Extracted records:
================

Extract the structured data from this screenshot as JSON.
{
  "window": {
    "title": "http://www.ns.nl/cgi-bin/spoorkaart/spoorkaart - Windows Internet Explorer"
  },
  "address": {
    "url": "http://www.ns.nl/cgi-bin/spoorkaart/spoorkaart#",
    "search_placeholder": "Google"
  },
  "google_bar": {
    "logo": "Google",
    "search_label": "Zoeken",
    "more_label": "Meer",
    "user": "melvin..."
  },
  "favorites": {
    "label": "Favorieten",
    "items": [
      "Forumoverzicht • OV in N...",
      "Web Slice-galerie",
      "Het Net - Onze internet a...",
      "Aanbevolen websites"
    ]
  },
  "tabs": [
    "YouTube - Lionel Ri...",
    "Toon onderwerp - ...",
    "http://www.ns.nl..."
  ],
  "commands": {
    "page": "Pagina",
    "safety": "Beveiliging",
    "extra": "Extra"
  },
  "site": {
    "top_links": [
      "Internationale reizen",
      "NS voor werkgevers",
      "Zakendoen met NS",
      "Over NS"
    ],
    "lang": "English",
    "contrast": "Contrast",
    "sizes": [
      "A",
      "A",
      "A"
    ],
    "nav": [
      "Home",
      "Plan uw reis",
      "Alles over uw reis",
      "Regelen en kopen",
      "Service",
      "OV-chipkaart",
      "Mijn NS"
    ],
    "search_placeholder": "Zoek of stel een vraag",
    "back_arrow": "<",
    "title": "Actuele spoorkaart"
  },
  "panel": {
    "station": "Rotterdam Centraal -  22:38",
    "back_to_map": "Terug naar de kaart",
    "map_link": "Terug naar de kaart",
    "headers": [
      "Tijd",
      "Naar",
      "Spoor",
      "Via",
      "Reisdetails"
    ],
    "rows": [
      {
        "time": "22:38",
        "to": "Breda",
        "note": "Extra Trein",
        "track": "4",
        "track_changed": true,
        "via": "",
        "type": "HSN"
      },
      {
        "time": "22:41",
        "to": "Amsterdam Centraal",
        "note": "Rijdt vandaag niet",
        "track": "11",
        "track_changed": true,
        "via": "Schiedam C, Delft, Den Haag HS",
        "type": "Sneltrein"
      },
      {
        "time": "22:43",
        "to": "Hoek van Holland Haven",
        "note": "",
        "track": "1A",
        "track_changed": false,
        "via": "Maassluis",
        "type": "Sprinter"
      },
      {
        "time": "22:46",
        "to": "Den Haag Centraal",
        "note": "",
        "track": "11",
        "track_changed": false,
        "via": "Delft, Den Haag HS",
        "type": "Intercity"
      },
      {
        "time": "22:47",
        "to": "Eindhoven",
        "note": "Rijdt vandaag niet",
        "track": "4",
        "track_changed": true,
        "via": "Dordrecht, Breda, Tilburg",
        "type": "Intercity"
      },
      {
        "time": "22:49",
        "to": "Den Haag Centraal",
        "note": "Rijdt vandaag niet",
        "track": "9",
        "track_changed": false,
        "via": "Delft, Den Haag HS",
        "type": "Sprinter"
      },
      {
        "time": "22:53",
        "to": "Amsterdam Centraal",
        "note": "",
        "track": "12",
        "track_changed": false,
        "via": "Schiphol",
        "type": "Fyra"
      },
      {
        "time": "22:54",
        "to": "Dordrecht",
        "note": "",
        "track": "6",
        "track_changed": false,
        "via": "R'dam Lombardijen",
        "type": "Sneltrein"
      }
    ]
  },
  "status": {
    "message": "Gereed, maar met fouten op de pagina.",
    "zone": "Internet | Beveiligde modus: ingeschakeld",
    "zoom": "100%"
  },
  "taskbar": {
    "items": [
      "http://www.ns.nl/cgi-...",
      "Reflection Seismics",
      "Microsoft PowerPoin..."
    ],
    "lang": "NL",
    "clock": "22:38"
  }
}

================

**Given request**. Copy each record from above exactly, and include every line.

**Result for this exercise**.
Extract the structured data from this screenshot as JSON.
{
  "window": {
    "title": "http://www.ns.nl/cgi-bin/spoorkaart/spoorkaart - Windows Internet Explorer"
  },
  "address": {
    "url": "http://www.ns.nl/cgi-bin/spoorkaart/spoorkaart#",
    "search_placeholder": "Google"
  },
  "google_bar": {
    "logo": "Google",
    "search_label": "Zoeken",
    "more_label": "Meer",
    "user": "melvin..."
  },
  "favorites": {
    "label": "Favorieten",
    "items": [
      "Forumoverzicht • OV in N...",
      "Web Slice-galerie",
      "Het Net - Onze internet a...",
      "Aanbevolen websites"
    ]
  },
  "tabs": [
    "YouTube - Lionel Ri...",
    "Toon onderwerp - ...",
    "http://www.ns.nl..."
  ],
  "commands": {
    "page": "Pagina",
    "safety": "Beveiliging",
    "extra": "Extra"
  },
  "site": {
    "top_links": [
      "Internationale reizen",
      "NS voor werkgevers",
      "Zakendoen met NS",
      "Over NS"
    ],
    "lang": "English",
    "contrast": "Contrast",
    "sizes": [
      "A",
      "A",
      "A"
    ],
    "nav": [
      "Home",
      "Plan uw reis",
      "Alles over uw reis",
      "Regelen en kopen",
      "Service",
      "OV-chipkaart",
      "Mijn NS"
    ],
    "search_placeholder": "Zoek of stel een vraag",
    "back_arrow": "<",
    "title": "Actuele spoorkaart"
  },
  "panel": {
    "station": "Rotterdam Centraal -  22:38",
    "back_to_map": "Terug naar de kaart",
    "map_link": "Terug naar de kaart",
    "headers": [
      "Tijd",
      "Naar",
      "Spoor",
      "Via",
      "Reisdetails"
    ],
    "rows": [
      {
        "time": "22:38",
        "to": "Breda",
        "note": "Extra Trein",
        "track": "4",
        "track_changed": true,
        "via": "",
        "type": "HSN"
      },
      {
        "time": "22:41",
        "to": "Amsterdam Centraal",
        "note": "Rijdt vandaag niet",
        "track": "11",
        "track_changed": true,
        "via": "Schiedam C, Delft, Den Haag HS",
        "type": "Sneltrein"
      },
      {
        "time": "22:43",
        "to": "Hoek van Holland Haven",
        "note": "",
        "track": "1A",
        "track_changed": false,
        "via": "Maassluis",
        "type": "Sprinter"
      },
      {
        "time": "22:46",
        "to": "Den Haag Centraal",
        "note": "",
        "track": "11",
        "track_changed": false,
        "via": "Delft, Den Haag HS",
        "type": "Intercity"
      },
      {
        "time": "22:47",
        "to": "Eindhoven",
        "note": "Rijdt vandaag niet",
        "track": "4",
        "track_changed": true,
        "via": "Dordrecht, Breda, Tilburg",
        "type": "Intercity"
      },
      {
        "time": "22:49",
        "to": "Den Haag Centraal",
        "note": "Rijdt vandaag niet",
        "track": "9",
        "track_changed": false,
        "via": "Delft, Den Haag HS",
        "type": "Sprinter"
      },
      {
        "time": "22:53",
        "to": "Amsterdam Centraal",
        "note": "",
        "track": "12",
        "track_changed": false,
        "via": "Schiphol",
        "type": "Fyra"
      },
      {
        "time": "22:54",
        "to": "Dordrecht",
        "note": "",
        "track": "6",
        "track_changed": false,
        "via": "R'dam Lombardijen",
        "type": "Sneltrein"
      }
    ]
  },
  "status": {
    "message": "Gereed, maar met fouten op de pagina.",
    "zone": "Internet | Beveiligde modus: ingeschakeld",
    "zoom": "100%"
  },
  "taskbar": {
    "items": [
      "http://www.ns.nl/cgi-...",
      "Reflection Seismics",
      "Microsoft PowerPoin..."
    ],
    "lang": "NL",
    "clock": "22:38"
  }
}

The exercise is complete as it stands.